### YOUR INSTRUCTIONS
Reproduce the line that holds "What's the underlying" together with all the lines after it up to the end of the entries.

### TASK INPUT
........
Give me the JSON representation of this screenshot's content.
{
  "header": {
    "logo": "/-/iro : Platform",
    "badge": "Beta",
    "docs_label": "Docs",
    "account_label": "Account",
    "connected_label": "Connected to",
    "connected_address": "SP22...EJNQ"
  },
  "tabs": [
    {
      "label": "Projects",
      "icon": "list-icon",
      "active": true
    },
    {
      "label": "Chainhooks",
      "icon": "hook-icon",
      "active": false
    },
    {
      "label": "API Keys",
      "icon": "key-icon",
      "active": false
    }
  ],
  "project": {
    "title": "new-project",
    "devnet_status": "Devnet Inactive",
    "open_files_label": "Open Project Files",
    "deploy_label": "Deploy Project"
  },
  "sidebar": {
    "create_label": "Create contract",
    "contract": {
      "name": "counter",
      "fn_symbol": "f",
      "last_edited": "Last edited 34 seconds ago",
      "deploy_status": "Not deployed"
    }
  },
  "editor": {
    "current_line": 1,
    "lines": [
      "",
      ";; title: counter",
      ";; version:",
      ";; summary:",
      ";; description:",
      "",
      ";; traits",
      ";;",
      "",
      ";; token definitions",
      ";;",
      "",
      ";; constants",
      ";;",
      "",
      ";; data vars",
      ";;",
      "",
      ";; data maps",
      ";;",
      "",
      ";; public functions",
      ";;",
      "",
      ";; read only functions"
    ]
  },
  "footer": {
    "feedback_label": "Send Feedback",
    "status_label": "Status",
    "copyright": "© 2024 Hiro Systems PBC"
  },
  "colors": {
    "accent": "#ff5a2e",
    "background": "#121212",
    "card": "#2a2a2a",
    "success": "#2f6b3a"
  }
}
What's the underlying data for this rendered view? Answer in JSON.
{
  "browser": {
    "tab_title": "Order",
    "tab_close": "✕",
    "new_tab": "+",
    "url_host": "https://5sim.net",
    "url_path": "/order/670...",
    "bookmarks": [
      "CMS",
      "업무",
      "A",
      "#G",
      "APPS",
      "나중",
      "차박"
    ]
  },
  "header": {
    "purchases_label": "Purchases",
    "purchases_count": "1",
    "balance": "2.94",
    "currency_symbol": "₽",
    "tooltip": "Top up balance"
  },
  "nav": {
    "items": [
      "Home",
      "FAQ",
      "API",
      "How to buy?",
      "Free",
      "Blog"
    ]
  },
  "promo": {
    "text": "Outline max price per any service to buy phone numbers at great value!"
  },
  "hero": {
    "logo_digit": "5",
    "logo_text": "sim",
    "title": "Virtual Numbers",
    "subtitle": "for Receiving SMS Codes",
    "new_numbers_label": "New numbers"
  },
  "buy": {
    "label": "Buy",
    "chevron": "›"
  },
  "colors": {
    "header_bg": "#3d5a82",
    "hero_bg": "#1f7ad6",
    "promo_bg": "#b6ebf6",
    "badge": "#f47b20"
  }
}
........
### REPLY
What's the underlying data for this rendered view? Answer in JSON.
{
  "browser": {
    "tab_title": "Order",
    "tab_close": "✕",
    "new_tab": "+",
    "url_host": "https://5sim.net",
    "url_path": "/order/670...",
    "bookmarks": [
      "CMS",
      "업무",
      "A",
      "#G",
      "APPS",
      "나중",
      "차박"
    ]
  },
  "header": {
    "purchases_label": "Purchases",
    "purchases_count": "1",
    "balance": "2.94",
    "currency_symbol": "₽",
    "tooltip": "Top up balance"
  },
  "nav": {
    "items": [
      "Home",
      "FAQ",
      "API",
      "How to buy?",
      "Free",
      "Blog"
    ]
  },
  "promo": {
    "text": "Outline max price per any service to buy phone numbers at great value!"
  },
  "hero": {
    "logo_digit": "5",
    "logo_text": "sim",
    "title": "Virtual Numbers",
    "subtitle": "for Receiving SMS Codes",
    "new_numbers_label": "New numbers"
  },
  "buy": {
    "label": "Buy",
    "chevron": "›"
  },
  "colors": {
    "header_bg": "#3d5a82",
    "hero_bg": "#1f7ad6",
    "promo_bg": "#b6ebf6",
    "badge": "#f47b20"
  }
}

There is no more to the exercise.